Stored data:
• • • • • • •

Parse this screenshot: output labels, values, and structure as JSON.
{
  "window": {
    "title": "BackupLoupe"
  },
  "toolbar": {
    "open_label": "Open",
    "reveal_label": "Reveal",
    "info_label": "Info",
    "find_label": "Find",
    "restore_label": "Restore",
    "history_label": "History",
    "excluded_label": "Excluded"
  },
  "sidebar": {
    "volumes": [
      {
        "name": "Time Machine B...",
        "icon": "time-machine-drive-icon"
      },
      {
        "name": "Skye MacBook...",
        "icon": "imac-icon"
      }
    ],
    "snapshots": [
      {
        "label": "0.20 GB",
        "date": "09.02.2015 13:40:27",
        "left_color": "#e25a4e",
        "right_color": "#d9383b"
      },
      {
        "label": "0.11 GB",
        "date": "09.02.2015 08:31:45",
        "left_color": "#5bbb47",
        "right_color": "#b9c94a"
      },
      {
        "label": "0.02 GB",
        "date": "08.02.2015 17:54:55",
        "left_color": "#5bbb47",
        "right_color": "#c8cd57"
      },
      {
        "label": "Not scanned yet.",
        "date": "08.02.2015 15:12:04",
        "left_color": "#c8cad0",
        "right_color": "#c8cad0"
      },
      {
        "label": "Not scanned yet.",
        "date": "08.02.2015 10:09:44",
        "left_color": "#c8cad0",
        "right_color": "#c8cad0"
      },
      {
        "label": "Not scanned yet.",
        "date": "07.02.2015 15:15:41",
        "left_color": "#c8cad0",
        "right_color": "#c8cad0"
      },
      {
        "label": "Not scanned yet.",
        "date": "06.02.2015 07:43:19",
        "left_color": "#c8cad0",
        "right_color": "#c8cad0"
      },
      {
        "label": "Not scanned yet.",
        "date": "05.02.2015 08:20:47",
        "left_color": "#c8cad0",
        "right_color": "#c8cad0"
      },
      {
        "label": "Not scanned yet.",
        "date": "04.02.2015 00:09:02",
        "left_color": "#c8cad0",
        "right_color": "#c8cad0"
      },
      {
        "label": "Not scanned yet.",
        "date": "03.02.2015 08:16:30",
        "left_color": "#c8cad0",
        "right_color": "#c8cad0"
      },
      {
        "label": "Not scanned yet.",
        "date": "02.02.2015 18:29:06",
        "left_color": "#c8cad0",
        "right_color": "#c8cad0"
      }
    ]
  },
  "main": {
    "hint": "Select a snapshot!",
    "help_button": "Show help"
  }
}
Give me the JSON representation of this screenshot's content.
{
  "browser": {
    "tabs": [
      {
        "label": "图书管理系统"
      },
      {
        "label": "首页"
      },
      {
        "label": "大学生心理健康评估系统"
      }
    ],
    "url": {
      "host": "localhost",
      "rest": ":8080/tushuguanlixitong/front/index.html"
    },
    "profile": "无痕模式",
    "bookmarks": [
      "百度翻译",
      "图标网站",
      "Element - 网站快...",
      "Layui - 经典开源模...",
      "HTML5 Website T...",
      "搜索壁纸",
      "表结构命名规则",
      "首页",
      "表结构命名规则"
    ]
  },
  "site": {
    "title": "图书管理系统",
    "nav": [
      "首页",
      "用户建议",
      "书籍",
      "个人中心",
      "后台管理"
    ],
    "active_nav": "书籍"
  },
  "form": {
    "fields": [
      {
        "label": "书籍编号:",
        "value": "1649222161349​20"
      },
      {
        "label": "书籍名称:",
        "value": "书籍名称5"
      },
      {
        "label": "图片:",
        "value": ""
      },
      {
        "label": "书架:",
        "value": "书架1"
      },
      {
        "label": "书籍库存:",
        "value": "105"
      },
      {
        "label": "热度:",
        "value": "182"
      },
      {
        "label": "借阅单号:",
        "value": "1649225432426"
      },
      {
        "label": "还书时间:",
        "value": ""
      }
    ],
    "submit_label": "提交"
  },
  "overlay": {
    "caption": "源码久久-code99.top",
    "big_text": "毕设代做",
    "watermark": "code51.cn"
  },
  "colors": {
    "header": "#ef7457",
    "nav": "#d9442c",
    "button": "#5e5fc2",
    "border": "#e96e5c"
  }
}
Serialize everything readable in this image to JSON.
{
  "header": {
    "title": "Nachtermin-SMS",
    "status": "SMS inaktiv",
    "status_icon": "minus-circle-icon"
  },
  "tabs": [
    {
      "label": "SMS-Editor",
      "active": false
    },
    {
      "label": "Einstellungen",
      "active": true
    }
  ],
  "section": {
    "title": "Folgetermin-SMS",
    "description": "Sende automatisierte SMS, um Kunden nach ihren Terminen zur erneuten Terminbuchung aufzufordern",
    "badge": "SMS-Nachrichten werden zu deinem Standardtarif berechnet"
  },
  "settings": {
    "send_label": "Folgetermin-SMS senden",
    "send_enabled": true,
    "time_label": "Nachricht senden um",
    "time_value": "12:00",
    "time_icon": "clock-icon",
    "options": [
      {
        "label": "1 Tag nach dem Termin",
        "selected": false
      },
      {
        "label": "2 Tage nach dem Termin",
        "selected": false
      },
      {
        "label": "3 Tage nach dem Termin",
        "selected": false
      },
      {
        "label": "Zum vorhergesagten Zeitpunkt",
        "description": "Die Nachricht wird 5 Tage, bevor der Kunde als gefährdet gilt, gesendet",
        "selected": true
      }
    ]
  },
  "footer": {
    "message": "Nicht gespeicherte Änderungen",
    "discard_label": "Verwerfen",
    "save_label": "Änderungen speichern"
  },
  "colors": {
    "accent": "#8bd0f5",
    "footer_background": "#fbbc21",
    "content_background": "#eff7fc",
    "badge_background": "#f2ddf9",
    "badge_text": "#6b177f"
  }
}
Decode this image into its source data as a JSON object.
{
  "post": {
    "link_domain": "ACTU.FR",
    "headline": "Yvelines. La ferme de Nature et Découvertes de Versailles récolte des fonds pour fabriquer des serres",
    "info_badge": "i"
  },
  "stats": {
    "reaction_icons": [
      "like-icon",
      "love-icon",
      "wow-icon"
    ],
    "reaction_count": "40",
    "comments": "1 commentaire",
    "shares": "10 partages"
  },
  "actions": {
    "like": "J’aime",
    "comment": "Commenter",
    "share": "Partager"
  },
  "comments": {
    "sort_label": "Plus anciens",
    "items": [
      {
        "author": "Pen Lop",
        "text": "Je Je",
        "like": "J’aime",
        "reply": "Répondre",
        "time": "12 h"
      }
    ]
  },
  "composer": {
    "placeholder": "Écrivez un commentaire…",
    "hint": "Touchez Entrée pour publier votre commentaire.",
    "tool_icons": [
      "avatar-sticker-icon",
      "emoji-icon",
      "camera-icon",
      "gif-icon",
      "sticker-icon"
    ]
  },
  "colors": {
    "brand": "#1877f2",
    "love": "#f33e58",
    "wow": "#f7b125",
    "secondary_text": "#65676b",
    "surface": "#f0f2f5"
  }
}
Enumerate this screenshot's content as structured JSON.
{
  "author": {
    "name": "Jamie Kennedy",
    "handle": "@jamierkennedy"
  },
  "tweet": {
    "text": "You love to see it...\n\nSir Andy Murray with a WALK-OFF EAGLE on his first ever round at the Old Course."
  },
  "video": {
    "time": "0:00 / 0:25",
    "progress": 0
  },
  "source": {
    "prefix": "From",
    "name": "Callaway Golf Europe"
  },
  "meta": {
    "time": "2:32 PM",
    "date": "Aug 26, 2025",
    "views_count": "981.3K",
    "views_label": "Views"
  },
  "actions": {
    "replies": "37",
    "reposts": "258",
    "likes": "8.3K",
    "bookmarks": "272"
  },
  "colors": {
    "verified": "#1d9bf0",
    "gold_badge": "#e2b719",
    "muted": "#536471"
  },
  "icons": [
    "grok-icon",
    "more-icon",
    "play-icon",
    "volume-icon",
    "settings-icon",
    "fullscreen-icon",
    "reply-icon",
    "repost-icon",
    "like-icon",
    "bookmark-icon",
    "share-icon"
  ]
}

• • • • • • •

▶ _Set problem_
Reproduce every line of the material above exactly.

▶ _Task answer_
Parse this screenshot: output labels, values, and structure as JSON.
{
  "window": {
    "title": "BackupLoupe"
  },
  "toolbar": {
    "open_label": "Open",
    "reveal_label": "Reveal",
    "info_label": "Info",
    "find_label": "Find",
    "restore_label": "Restore",
    "history_label": "History",
    "excluded_label": "Excluded"
  },
  "sidebar": {
    "volumes": [
      {
        "name": "Time Machine B...",
        "icon": "time-machine-drive-icon"
      },
      {
        "name": "Skye MacBook...",
        "icon": "imac-icon"
      }
    ],
    "snapshots": [
      {
        "label": "0.20 GB",
        "date": "09.02.2015 13:40:27",
        "left_color": "#e25a4e",
        "right_color": "#d9383b"
      },
      {
        "label": "0.11 GB",
        "date": "09.02.2015 08:31:45",
        "left_color": "#5bbb47",
        "right_color": "#b9c94a"
      },
      {
        "label": "0.02 GB",
        "date": "08.02.2015 17:54:55",
        "left_color": "#5bbb47",
        "right_color": "#c8cd57"
      },
      {
        "label": "Not scanned yet.",
        "date": "08.02.2015 15:12:04",
        "left_color": "#c8cad0",
        "right_color": "#c8cad0"
      },
      {
        "label": "Not scanned yet.",
        "date": "08.02.2015 10:09:44",
        "left_color": "#c8cad0",
        "right_color": "#c8cad0"
      },
      {
        "label": "Not scanned yet.",
        "date": "07.02.2015 15:15:41",
        "left_color": "#c8cad0",
        "right_color": "#c8cad0"
      },
      {
        "label": "Not scanned yet.",
        "date": "06.02.2015 07:43:19",
        "left_color": "#c8cad0",
        "right_color": "#c8cad0"
      },
      {
        "label": "Not scanned yet.",
        "date": "05.02.2015 08:20:47",
        "left_color": "#c8cad0",
        "right_color": "#c8cad0"
      },
      {
        "label": "Not scanned yet.",
        "date": "04.02.2015 00:09:02",
        "left_color": "#c8cad0",
        "right_color": "#c8cad0"
      },
      {
        "label": "Not scanned yet.",
        "date": "03.02.2015 08:16:30",
        "left_color": "#c8cad0",
        "right_color": "#c8cad0"
      },
      {
        "label": "Not scanned yet.",
        "date": "02.02.2015 18:29:06",
        "left_color": "#c8cad0",
        "right_color": "#c8cad0"
      }
    ]
  },
  "main": {
    "hint": "Select a snapshot!",
    "help_button": "Show help"
  }
}
Give me the JSON representation of this screenshot's content.
{
  "browser": {
    "tabs": [
      {
        "label": "图书管理系统"
      },
      {
        "label": "首页"
      },
      {
        "label": "大学生心理健康评估系统"
      }
    ],
    "url": {
      "host": "localhost",
      "rest": ":8080/tushuguanlixitong/front/index.html"
    },
    "profile": "无痕模式",
    "bookmarks": [
      "百度翻译",
      "图标网站",
      "Element - 网站快...",
      "Layui - 经典开源模...",
      "HTML5 Website T...",
      "搜索壁纸",
      "表结构命名规则",
      "首页",
      "表结构命名规则"
    ]
  },
  "site": {
    "title": "图书管理系统",
    "nav": [
      "首页",
      "用户建议",
      "书籍",
      "个人中心",
      "后台管理"
    ],
    "active_nav": "书籍"
  },
  "form": {
    "fields": [
      {
        "label": "书籍编号:",
        "value": "1649222161349​20"
      },
      {
        "label": "书籍名称:",
        "value": "书籍名称5"
      },
      {
        "label": "图片:",
        "value": ""
      },
      {
        "label": "书架:",
        "value": "书架1"
      },
      {
        "label": "书籍库存:",
        "value": "105"
      },
      {
        "label": "热度:",
        "value": "182"
      },
      {
        "label": "借阅单号:",
        "value": "1649225432426"
      },
      {
        "label": "还书时间:",
        "value": ""
      }
    ],
    "submit_label": "提交"
  },
  "overlay": {
    "caption": "源码久久-code99.top",
    "big_text": "毕设代做",
    "watermark": "code51.cn"
  },
  "colors": {
    "header": "#ef7457",
    "nav": "#d9442c",
    "button": "#5e5fc2",
    "border": "#e96e5c"
  }
}
Serialize everything readable in this image to JSON.
{
  "header": {
    "title": "Nachtermin-SMS",
    "status": "SMS inaktiv",
    "status_icon": "minus-circle-icon"
  },
  "tabs": [
    {
      "label": "SMS-Editor",
      "active": false
    },
    {
      "label": "Einstellungen",
      "active": true
    }
  ],
  "section": {
    "title": "Folgetermin-SMS",
    "description": "Sende automatisierte SMS, um Kunden nach ihren Terminen zur erneuten Terminbuchung aufzufordern",
    "badge": "SMS-Nachrichten werden zu deinem Standardtarif berechnet"
  },
  "settings": {
    "send_label": "Folgetermin-SMS senden",
    "send_enabled": true,
    "time_label": "Nachricht senden um",
    "time_value": "12:00",
    "time_icon": "clock-icon",
    "options": [
      {
        "label": "1 Tag nach dem Termin",
        "selected": false
      },
      {
        "label": "2 Tage nach dem Termin",
        "selected": false
      },
      {
        "label": "3 Tage nach dem Termin",
        "selected": false
      },
      {
        "label": "Zum vorhergesagten Zeitpunkt",
        "description": "Die Nachricht wird 5 Tage, bevor der Kunde als gefährdet gilt, gesendet",
        "selected": true
      }
    ]
  },
  "footer": {
    "message": "Nicht gespeicherte Änderungen",
    "discard_label": "Verwerfen",
    "save_label": "Änderungen speichern"
  },
  "colors": {
    "accent": "#8bd0f5",
    "footer_background": "#fbbc21",
    "content_background": "#eff7fc",
    "badge_background": "#f2ddf9",
    "badge_text": "#6b177f"
  }
}
Decode this image into its source data as a JSON object.
{
  "post": {
    "link_domain": "ACTU.FR",
    "headline": "Yvelines. La ferme de Nature et Découvertes de Versailles récolte des fonds pour fabriquer des serres",
    "info_badge": "i"
  },
  "stats": {
    "reaction_icons": [
      "like-icon",
      "love-icon",
      "wow-icon"
    ],
    "reaction_count": "40",
    "comments": "1 commentaire",
    "shares": "10 partages"
  },
  "actions": {
    "like": "J’aime",
    "comment": "Commenter",
    "share": "Partager"
  },
  "comments": {
    "sort_label": "Plus anciens",
    "items": [
      {
        "author": "Pen Lop",
        "text": "Je Je",
        "like": "J’aime",
        "reply": "Répondre",
        "time": "12 h"
      }
    ]
  },
  "composer": {
    "placeholder": "Écrivez un commentaire…",
    "hint": "Touchez Entrée pour publier votre commentaire.",
    "tool_icons": [
      "avatar-sticker-icon",
      "emoji-icon",
      "camera-icon",
      "gif-icon",
      "sticker-icon"
    ]
  },
  "colors": {
    "brand": "#1877f2",
    "love": "#f33e58",
    "wow": "#f7b125",
    "secondary_text": "#65676b",
    "surface": "#f0f2f5"
  }
}
Enumerate this screenshot's content as structured JSON.
{
  "author": {
    "name": "Jamie Kennedy",
    "handle": "@jamierkennedy"
  },
  "tweet": {
    "text": "You love to see it...\n\nSir Andy Murray with a WALK-OFF EAGLE on his first ever round at the Old Course."
  },
  "video": {
    "time": "0:00 / 0:25",
    "progress": 0
  },
  "source": {
    "prefix": "From",
    "name": "Callaway Golf Europe"
  },
  "meta": {
    "time": "2:32 PM",
    "date": "Aug 26, 2025",
    "views_count": "981.3K",
    "views_label": "Views"
  },
  "actions": {
    "replies": "37",
    "reposts": "258",
    "likes": "8.3K",
    "bookmarks": "272"
  },
  "colors": {
    "verified": "#1d9bf0",
    "gold_badge": "#e2b719",
    "muted": "#536471"
  },
  "icons": [
    "grok-icon",
    "more-icon",
    "play-icon",
    "volume-icon",
    "settings-icon",
    "fullscreen-icon",
    "reply-icon",
    "repost-icon",
    "like-icon",
    "bookmark-icon",
    "share-icon"
  ]
}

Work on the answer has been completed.